══ DATA LINES

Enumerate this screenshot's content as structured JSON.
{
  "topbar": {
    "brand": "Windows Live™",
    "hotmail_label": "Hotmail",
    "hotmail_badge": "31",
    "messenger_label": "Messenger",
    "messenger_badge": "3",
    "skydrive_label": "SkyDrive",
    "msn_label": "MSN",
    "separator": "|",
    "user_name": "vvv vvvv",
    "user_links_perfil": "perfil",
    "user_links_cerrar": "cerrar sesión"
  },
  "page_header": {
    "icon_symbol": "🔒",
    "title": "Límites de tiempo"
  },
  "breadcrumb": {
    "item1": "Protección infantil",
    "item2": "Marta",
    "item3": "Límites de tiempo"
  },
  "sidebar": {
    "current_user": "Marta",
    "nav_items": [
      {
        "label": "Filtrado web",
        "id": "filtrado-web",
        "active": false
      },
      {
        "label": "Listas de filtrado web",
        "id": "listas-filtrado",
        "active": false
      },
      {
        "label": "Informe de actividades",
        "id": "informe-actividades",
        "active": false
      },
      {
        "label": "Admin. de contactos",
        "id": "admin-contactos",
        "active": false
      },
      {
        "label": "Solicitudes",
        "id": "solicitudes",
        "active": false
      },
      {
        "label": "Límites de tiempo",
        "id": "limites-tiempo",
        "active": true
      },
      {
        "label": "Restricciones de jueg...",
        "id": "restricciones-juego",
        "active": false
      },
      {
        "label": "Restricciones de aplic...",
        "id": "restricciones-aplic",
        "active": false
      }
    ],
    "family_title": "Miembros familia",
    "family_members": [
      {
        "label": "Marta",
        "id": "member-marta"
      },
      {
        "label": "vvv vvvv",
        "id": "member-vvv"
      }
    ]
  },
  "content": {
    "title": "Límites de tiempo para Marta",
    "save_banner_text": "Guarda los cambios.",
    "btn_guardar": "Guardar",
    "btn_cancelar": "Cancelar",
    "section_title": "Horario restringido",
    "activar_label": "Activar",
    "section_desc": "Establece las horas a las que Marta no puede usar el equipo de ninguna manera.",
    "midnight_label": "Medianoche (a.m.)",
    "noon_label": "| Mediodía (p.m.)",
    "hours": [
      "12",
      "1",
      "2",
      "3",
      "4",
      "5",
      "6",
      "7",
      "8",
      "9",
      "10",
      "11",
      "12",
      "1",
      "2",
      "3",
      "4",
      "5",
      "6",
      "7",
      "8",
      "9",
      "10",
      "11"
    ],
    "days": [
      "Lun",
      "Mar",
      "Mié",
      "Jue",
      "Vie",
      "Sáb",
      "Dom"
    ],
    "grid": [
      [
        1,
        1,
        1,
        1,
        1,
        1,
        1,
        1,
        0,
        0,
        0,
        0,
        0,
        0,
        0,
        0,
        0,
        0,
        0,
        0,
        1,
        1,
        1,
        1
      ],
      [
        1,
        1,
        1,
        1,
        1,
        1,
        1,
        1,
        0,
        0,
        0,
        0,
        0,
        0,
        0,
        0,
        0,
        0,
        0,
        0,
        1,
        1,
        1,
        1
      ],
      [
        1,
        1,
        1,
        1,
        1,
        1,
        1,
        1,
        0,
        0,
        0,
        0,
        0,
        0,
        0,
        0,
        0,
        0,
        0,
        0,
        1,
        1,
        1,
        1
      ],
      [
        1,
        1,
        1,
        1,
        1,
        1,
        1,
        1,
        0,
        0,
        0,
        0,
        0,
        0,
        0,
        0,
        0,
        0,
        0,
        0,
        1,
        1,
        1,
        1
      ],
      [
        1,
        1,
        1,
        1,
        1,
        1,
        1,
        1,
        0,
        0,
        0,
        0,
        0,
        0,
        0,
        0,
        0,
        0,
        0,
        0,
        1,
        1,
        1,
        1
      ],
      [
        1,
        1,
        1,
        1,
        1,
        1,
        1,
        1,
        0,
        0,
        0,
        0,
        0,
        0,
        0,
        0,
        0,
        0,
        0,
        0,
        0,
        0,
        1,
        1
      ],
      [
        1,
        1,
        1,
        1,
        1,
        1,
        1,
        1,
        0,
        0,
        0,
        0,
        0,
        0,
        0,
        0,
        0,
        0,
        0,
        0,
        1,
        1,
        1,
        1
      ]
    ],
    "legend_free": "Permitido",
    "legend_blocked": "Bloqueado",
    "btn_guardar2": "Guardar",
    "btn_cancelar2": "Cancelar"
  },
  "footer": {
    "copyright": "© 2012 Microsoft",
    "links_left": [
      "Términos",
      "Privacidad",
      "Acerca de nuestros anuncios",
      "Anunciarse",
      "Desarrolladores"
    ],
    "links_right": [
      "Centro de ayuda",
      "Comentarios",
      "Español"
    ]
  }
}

════

GOAL OF THE EXERCISE: Reproduce the material above exactly; please quote every line of it.

TASK ANSWER:
Enumerate this screenshot's content as structured JSON.
{
  "topbar": {
    "brand": "Windows Live™",
    "hotmail_label": "Hotmail",
    "hotmail_badge": "31",
    "messenger_label": "Messenger",
    "messenger_badge": "3",
    "skydrive_label": "SkyDrive",
    "msn_label": "MSN",
    "separator": "|",
    "user_name": "vvv vvvv",
    "user_links_perfil": "perfil",
    "user_links_cerrar": "cerrar sesión"
  },
  "page_header": {
    "icon_symbol": "🔒",
    "title": "Límites de tiempo"
  },
  "breadcrumb": {
    "item1": "Protección infantil",
    "item2": "Marta",
    "item3": "Límites de tiempo"
  },
  "sidebar": {
    "current_user": "Marta",
    "nav_items": [
      {
        "label": "Filtrado web",
        "id": "filtrado-web",
        "active": false
      },
      {
        "label": "Listas de filtrado web",
        "id": "listas-filtrado",
        "active": false
      },
      {
        "label": "Informe de actividades",
        "id": "informe-actividades",
        "active": false
      },
      {
        "label": "Admin. de contactos",
        "id": "admin-contactos",
        "active": false
      },
      {
        "label": "Solicitudes",
        "id": "solicitudes",
        "active": false
      },
      {
        "label": "Límites de tiempo",
        "id": "limites-tiempo",
        "active": true
      },
      {
        "label": "Restricciones de jueg...",
        "id": "restricciones-juego",
        "active": false
      },
      {
        "label": "Restricciones de aplic...",
        "id": "restricciones-aplic",
        "active": false
      }
    ],
    "family_title": "Miembros familia",
    "family_members": [
      {
        "label": "Marta",
        "id": "member-marta"
      },
      {
        "label": "vvv vvvv",
        "id": "member-vvv"
      }
    ]
  },
  "content": {
    "title": "Límites de tiempo para Marta",
    "save_banner_text": "Guarda los cambios.",
    "btn_guardar": "Guardar",
    "btn_cancelar": "Cancelar",
    "section_title": "Horario restringido",
    "activar_label": "Activar",
    "section_desc": "Establece las horas a las que Marta no puede usar el equipo de ninguna manera.",
    "midnight_label": "Medianoche (a.m.)",
    "noon_label": "| Mediodía (p.m.)",
    "hours": [
      "12",
      "1",
      "2",
      "3",
      "4",
      "5",
      "6",
      "7",
      "8",
      "9",
      "10",
      "11",
      "12",
      "1",
      "2",
      "3",
      "4",
      "5",
      "6",
      "7",
      "8",
      "9",
      "10",
      "11"
    ],
    "days": [
      "Lun",
      "Mar",
      "Mié",
      "Jue",
      "Vie",
      "Sáb",
      "Dom"
    ],
    "grid": [
      [
        1,
        1,
        1,
        1,
        1,
        1,
        1,
        1,
        0,
        0,
        0,
        0,
        0,
        0,
        0,
        0,
        0,
        0,
        0,
        0,
        1,
        1,
        1,
        1
      ],
      [
        1,
        1,
        1,
        1,
        1,
        1,
        1,
        1,
        0,
        0,
        0,
        0,
        0,
        0,
        0,
        0,
        0,
        0,
        0,
        0,
        1,
        1,
        1,
        1
      ],
      [
        1,
        1,
        1,
        1,
        1,
        1,
        1,
        1,
        0,
        0,
        0,
        0,
        0,
        0,
        0,
        0,
        0,
        0,
        0,
        0,
        1,
        1,
        1,
        1
      ],
      [
        1,
        1,
        1,
        1,
        1,
        1,
        1,
        1,
        0,
        0,
        0,
        0,
        0,
        0,
        0,
        0,
        0,
        0,
        0,
        0,
        1,
        1,
        1,
        1
      ],
      [
        1,
        1,
        1,
        1,
        1,
        1,
        1,
        1,
        0,
        0,
        0,
        0,
        0,
        0,
        0,
        0,
        0,
        0,
        0,
        0,
        1,
        1,
        1,
        1
      ],
      [
        1,
        1,
        1,
        1,
        1,
        1,
        1,
        1,
        0,
        0,
        0,
        0,
        0,
        0,
        0,
        0,
        0,
        0,
        0,
        0,
        0,
        0,
        1,
        1
      ],
      [
        1,
        1,
        1,
        1,
        1,
        1,
        1,
        1,
        0,
        0,
        0,
        0,
        0,
        0,
        0,
        0,
        0,
        0,
        0,
        0,
        1,
        1,
        1,
        1
      ]
    ],
    "legend_free": "Permitido",
    "legend_blocked": "Bloqueado",
    "btn_guardar2": "Guardar",
    "btn_cancelar2": "Cancelar"
  },
  "footer": {
    "copyright": "© 2012 Microsoft",
    "links_left": [
      "Términos",
      "Privacidad",
      "Acerca de nuestros anuncios",
      "Anunciarse",
      "Desarrolladores"
    ],
    "links_right": [
      "Centro de ayuda",
      "Comentarios",
      "Español"
    ]
  }
}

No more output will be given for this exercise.